- **Your goal**:
Write the number of lines holding the word "face", and nothing else.

+---+

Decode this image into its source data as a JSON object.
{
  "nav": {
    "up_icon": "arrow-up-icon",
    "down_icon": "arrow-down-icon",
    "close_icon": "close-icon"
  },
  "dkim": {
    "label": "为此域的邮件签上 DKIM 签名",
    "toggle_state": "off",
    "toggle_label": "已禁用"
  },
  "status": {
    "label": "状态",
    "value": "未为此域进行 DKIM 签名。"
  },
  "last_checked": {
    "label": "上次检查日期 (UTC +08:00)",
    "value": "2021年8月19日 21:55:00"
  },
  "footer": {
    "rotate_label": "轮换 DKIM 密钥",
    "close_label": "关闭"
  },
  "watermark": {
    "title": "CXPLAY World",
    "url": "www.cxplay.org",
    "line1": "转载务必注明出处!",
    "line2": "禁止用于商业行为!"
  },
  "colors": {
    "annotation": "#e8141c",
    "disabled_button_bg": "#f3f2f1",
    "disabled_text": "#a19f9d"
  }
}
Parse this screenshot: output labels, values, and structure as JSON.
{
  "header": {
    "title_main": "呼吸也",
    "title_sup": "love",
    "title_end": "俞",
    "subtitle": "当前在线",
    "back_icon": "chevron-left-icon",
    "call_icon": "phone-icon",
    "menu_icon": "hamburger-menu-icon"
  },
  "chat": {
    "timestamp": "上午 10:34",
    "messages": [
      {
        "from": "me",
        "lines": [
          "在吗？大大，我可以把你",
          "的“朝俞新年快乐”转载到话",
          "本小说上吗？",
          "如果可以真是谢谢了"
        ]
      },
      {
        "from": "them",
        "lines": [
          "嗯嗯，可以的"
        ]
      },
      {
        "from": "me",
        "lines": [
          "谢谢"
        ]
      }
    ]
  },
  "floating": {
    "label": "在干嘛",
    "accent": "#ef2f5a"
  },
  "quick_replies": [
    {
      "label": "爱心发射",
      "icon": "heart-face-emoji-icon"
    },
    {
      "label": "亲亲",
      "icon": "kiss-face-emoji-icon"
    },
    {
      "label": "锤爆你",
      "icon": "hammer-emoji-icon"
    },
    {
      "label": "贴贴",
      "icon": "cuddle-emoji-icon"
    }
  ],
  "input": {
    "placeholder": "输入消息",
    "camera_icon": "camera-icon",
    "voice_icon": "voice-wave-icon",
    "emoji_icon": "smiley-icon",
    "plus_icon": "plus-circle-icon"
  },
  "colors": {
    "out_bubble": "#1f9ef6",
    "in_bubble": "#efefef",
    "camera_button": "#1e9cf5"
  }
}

+---+

- **Response to the exercise**:
2